**YOUR INSTRUCTIONS**
Among the records, find the lines that hold the string "marker" and return them.

**EXERCISE MATERIALS**

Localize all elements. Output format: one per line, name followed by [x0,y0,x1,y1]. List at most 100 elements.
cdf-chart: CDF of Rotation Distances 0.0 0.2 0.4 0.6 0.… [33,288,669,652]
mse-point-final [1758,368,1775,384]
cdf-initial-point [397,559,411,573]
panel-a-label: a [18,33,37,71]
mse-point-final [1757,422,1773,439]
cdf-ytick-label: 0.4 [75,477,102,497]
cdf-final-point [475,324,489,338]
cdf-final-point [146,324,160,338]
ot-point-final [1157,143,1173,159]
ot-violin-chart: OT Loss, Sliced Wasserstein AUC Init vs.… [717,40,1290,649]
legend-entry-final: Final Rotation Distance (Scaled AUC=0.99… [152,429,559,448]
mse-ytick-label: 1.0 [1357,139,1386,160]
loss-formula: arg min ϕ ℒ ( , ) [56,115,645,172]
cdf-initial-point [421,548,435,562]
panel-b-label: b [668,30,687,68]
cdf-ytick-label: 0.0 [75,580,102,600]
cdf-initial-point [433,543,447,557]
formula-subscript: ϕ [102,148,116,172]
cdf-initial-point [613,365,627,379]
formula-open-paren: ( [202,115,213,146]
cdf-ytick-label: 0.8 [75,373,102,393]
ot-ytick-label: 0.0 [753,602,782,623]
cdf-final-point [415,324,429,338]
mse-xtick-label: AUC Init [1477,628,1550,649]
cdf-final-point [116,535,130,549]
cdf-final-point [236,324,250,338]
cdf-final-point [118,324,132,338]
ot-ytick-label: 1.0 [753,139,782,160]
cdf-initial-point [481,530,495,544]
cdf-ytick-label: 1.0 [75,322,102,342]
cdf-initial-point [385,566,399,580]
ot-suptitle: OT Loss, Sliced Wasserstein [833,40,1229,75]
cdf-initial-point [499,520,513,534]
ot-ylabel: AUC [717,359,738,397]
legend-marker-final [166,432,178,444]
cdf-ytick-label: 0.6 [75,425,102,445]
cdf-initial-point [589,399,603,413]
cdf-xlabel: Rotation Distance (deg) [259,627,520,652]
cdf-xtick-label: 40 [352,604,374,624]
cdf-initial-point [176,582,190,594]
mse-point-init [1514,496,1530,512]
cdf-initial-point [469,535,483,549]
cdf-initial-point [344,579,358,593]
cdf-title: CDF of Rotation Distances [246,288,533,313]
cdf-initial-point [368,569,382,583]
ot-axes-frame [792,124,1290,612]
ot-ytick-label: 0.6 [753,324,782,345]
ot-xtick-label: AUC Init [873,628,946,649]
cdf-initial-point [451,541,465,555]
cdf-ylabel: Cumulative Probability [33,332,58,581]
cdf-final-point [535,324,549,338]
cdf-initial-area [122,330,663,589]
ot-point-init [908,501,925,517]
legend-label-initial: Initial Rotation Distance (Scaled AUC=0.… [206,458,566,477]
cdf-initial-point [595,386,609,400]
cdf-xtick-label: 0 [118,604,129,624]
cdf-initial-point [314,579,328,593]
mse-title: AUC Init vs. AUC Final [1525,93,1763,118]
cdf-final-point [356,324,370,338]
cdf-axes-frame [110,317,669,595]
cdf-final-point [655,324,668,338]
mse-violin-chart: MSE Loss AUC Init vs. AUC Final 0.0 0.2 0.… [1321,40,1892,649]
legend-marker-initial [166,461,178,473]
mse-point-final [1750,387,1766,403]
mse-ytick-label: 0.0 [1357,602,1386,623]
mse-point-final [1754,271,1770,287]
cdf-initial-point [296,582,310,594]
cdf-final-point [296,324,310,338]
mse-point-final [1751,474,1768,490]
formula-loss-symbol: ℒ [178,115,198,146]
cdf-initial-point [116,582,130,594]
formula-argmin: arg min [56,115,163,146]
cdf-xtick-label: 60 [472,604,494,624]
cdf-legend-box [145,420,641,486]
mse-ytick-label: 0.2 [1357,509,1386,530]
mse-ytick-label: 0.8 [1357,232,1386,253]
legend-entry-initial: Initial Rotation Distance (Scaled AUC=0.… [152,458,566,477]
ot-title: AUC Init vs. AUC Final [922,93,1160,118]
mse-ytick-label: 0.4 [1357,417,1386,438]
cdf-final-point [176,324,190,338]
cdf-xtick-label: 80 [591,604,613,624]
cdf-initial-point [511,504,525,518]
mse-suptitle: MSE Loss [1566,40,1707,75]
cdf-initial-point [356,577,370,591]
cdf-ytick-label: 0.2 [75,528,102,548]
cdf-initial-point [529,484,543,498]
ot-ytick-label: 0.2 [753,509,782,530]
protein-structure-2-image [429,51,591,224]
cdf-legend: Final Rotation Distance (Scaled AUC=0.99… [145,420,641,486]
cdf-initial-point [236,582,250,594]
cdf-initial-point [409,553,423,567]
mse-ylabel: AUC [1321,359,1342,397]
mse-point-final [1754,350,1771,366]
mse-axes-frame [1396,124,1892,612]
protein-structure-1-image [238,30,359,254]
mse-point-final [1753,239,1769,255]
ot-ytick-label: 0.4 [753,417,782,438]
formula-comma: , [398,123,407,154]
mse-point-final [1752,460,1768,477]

**RESULT OF THE EXERCISE**
legend-marker-final [166,432,178,444]
legend-marker-initial [166,461,178,473]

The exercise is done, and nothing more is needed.